■ **Exercise brief**
Reproduce the records below exactly as they appear.

■ **Given records**
━━━━━━━━━━━━━━━━━━━━

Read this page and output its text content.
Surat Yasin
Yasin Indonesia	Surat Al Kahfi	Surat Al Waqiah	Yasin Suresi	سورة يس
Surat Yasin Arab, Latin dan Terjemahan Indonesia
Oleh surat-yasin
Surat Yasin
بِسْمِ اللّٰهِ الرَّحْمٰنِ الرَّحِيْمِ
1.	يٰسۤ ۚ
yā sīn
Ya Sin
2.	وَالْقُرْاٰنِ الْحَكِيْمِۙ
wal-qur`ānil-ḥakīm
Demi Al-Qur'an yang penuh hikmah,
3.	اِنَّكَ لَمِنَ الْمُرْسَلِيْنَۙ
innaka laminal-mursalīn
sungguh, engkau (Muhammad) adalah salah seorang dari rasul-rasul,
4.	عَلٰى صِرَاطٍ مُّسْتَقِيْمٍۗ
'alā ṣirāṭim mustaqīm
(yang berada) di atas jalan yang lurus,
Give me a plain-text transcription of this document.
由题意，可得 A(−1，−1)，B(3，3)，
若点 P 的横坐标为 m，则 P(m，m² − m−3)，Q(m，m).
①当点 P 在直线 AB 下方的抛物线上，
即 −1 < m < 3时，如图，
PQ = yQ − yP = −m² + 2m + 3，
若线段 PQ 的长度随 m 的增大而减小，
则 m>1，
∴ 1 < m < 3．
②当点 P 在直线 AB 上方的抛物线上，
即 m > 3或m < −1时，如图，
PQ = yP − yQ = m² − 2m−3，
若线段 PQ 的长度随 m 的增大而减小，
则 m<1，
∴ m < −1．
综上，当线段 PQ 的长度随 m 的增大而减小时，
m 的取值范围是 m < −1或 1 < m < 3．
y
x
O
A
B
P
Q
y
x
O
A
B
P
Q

━━━━━━━━━━━━━━━━━━━━

■ **Response to the exercise**
Read this page and output its text content.
Surat Yasin
Yasin Indonesia	Surat Al Kahfi	Surat Al Waqiah	Yasin Suresi	سورة يس
Surat Yasin Arab, Latin dan Terjemahan Indonesia
Oleh surat-yasin
Surat Yasin
بِسْمِ اللّٰهِ الرَّحْمٰنِ الرَّحِيْمِ
1.	يٰسۤ ۚ
yā sīn
Ya Sin
2.	وَالْقُرْاٰنِ الْحَكِيْمِۙ
wal-qur`ānil-ḥakīm
Demi Al-Qur'an yang penuh hikmah,
3.	اِنَّكَ لَمِنَ الْمُرْسَلِيْنَۙ
innaka laminal-mursalīn
sungguh, engkau (Muhammad) adalah salah seorang dari rasul-rasul,
4.	عَلٰى صِرَاطٍ مُّسْتَقِيْمٍۗ
'alā ṣirāṭim mustaqīm
(yang berada) di atas jalan yang lurus,
Give me a plain-text transcription of this document.
由题意，可得 A(−1，−1)，B(3，3)，
若点 P 的横坐标为 m，则 P(m，m² − m−3)，Q(m，m).
①当点 P 在直线 AB 下方的抛物线上，
即 −1 < m < 3时，如图，
PQ = yQ − yP = −m² + 2m + 3，
若线段 PQ 的长度随 m 的增大而减小，
则 m>1，
∴ 1 < m < 3．
②当点 P 在直线 AB 上方的抛物线上，
即 m > 3或m < −1时，如图，
PQ = yP − yQ = m² − 2m−3，
若线段 PQ 的长度随 m 的增大而减小，
则 m<1，
∴ m < −1．
综上，当线段 PQ 的长度随 m 的增大而减小时，
m 的取值范围是 m < −1或 1 < m < 3．
y
x
O
A
B
P
Q
y
x
O
A
B
P
Q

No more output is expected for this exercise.